*Job*
From the entries below, copy out every line with "system" in it.

*Records*
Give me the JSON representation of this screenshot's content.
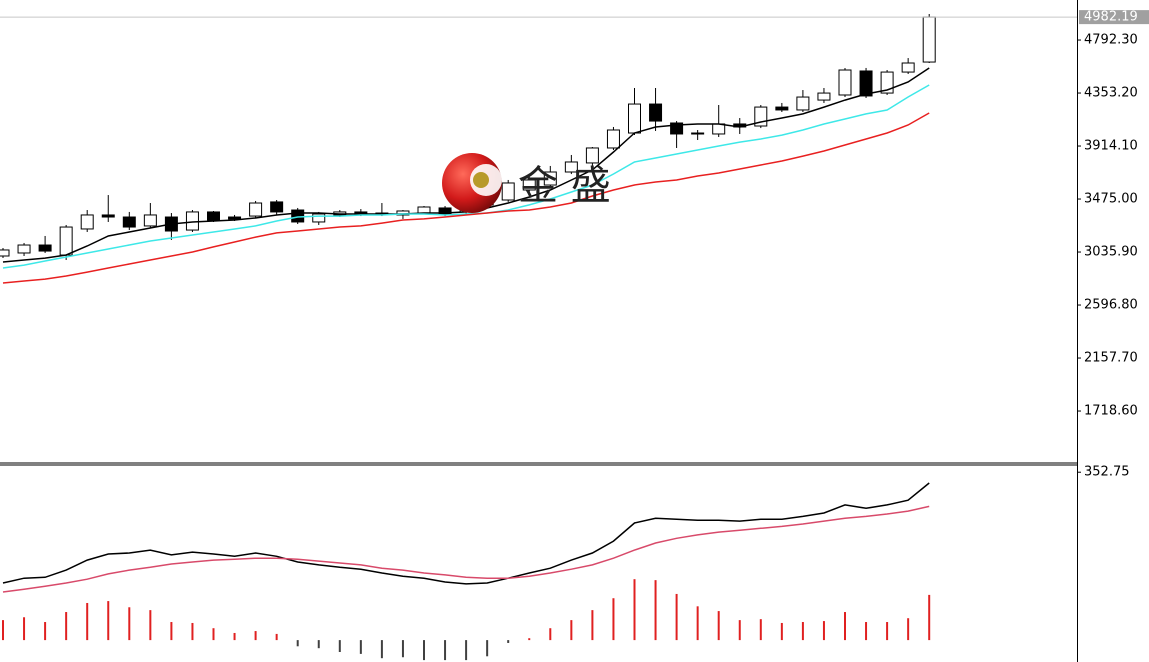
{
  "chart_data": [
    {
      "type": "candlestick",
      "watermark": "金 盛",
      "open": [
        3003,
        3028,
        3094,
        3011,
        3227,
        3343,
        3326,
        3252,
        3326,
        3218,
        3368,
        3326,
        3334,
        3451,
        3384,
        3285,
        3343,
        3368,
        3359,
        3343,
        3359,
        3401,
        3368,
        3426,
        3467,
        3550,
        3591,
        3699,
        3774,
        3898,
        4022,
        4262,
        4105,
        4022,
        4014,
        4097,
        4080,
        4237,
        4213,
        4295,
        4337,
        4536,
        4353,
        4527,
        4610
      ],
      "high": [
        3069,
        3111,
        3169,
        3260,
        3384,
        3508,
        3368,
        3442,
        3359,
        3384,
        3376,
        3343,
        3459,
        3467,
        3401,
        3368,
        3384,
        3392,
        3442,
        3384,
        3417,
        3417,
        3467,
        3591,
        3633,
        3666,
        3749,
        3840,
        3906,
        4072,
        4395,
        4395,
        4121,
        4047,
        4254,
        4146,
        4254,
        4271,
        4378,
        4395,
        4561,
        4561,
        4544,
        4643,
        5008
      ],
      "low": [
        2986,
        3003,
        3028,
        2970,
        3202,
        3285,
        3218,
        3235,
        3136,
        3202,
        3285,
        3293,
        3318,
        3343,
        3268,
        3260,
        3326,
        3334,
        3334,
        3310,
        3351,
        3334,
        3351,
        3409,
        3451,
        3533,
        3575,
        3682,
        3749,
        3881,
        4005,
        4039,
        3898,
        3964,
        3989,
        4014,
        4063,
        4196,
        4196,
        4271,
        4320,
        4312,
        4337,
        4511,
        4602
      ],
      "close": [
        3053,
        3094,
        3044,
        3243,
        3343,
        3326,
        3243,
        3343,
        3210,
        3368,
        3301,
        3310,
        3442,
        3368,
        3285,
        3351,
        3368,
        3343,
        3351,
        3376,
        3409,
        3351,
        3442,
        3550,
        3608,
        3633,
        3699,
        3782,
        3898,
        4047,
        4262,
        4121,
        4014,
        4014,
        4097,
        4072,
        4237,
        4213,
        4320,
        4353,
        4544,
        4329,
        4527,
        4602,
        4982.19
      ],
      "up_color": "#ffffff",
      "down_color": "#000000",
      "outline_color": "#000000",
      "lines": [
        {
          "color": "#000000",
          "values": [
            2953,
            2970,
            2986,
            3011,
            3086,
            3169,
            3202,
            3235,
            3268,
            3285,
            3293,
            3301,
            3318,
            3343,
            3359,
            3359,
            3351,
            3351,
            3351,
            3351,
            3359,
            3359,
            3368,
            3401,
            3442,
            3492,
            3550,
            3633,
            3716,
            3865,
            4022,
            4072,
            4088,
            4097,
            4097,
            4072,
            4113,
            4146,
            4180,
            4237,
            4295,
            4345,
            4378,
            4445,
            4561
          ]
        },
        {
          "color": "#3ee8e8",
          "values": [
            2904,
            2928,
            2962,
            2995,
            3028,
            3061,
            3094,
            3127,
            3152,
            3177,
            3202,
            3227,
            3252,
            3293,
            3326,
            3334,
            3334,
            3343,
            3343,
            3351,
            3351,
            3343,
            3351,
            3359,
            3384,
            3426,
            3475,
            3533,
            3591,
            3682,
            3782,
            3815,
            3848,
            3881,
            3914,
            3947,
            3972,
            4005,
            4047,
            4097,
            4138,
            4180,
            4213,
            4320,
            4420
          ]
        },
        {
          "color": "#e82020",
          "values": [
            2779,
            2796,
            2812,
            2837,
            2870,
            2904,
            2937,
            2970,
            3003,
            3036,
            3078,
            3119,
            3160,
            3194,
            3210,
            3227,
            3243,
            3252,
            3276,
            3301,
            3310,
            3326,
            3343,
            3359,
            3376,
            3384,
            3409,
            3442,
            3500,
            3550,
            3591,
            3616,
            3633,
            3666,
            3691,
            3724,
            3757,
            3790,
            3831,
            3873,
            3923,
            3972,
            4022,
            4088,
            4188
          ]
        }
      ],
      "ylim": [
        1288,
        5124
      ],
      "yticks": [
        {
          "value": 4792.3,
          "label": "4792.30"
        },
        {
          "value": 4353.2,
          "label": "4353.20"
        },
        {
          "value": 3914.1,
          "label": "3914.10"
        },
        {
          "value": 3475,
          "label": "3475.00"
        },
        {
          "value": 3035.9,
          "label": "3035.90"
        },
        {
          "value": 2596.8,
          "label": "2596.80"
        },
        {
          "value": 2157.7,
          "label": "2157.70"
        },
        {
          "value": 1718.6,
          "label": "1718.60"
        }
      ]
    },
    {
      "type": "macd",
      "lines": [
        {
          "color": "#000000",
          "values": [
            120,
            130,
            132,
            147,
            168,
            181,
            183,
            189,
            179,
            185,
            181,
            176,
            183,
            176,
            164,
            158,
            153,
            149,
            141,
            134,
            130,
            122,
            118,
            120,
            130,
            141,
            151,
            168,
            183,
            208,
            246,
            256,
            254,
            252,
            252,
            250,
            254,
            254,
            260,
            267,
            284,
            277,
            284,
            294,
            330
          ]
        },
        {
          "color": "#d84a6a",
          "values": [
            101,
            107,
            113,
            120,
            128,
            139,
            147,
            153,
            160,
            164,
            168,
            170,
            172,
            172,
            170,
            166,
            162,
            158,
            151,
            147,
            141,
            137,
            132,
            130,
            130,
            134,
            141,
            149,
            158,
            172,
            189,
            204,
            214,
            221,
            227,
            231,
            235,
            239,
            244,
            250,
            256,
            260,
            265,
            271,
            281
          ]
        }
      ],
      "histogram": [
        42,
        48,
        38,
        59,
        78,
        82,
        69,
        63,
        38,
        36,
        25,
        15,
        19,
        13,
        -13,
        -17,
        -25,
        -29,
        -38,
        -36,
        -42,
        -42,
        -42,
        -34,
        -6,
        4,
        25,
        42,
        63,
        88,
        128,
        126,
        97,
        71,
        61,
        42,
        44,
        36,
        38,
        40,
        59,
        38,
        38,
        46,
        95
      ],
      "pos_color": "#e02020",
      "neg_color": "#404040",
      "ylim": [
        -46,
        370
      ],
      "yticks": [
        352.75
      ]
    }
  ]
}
...
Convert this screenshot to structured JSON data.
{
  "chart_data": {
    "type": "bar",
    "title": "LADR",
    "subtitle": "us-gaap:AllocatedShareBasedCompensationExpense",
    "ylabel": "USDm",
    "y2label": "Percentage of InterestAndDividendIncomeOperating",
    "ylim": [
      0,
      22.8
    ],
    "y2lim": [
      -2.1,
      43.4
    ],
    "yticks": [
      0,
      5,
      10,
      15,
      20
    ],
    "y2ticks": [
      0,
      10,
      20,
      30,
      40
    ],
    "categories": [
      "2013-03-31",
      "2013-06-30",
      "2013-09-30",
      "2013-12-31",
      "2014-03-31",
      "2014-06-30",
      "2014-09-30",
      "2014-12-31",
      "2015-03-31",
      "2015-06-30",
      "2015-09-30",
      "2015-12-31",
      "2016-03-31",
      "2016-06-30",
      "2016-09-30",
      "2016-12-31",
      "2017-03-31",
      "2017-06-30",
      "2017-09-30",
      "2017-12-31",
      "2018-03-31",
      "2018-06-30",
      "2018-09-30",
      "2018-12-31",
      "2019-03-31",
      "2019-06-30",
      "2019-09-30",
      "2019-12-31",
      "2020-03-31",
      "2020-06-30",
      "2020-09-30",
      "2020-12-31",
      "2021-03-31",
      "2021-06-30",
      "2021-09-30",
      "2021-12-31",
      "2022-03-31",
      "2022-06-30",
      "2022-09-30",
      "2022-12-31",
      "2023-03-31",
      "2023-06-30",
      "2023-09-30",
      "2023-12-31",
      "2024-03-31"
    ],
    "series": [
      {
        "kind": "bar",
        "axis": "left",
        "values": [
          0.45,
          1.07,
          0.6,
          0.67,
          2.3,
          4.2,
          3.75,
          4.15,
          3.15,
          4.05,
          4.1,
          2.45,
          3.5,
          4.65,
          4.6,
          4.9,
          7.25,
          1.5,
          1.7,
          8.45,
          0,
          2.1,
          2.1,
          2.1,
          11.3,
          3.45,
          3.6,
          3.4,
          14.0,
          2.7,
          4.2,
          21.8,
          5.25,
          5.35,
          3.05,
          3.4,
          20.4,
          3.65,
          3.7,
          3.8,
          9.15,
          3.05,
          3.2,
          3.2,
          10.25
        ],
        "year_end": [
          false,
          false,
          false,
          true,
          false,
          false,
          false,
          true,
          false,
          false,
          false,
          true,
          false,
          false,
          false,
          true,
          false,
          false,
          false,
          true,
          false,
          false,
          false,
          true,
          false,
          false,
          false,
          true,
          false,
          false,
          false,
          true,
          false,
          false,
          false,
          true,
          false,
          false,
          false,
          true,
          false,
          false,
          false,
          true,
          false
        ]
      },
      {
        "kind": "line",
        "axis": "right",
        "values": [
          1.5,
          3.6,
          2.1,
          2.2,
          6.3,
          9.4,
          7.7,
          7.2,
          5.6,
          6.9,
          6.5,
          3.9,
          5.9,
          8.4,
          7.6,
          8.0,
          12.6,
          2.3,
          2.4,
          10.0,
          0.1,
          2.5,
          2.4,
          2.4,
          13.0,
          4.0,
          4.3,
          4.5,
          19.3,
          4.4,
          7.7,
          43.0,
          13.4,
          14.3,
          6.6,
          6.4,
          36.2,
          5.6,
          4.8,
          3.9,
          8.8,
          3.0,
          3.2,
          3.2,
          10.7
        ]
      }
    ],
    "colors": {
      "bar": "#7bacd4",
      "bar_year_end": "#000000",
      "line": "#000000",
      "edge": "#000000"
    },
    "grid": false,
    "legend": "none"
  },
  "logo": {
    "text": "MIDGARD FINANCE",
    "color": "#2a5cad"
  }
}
==
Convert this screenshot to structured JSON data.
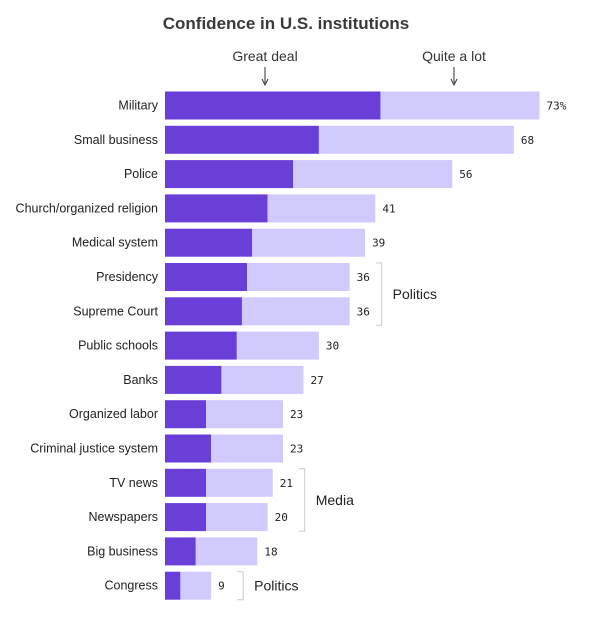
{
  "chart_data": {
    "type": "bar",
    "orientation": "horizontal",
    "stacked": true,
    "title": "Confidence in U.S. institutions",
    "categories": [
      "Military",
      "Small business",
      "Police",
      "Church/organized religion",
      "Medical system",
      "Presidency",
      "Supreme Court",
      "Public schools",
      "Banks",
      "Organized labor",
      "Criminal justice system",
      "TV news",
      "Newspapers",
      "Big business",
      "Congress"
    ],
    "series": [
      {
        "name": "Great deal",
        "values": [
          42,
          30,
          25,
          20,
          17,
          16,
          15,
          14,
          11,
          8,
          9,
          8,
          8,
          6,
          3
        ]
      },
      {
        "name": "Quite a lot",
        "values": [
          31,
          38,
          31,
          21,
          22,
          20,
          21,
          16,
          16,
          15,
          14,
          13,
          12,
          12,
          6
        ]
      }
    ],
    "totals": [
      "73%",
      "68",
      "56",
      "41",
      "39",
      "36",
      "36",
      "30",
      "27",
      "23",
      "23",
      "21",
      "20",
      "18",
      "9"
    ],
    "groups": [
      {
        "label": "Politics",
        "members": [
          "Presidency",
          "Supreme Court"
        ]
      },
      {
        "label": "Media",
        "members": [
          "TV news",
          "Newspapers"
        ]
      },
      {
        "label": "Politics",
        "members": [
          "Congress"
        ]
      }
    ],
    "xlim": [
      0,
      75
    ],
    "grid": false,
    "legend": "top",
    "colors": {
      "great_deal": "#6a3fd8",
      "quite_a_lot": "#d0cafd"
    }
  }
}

*Response*
      "Medical system",
      "Criminal justice system",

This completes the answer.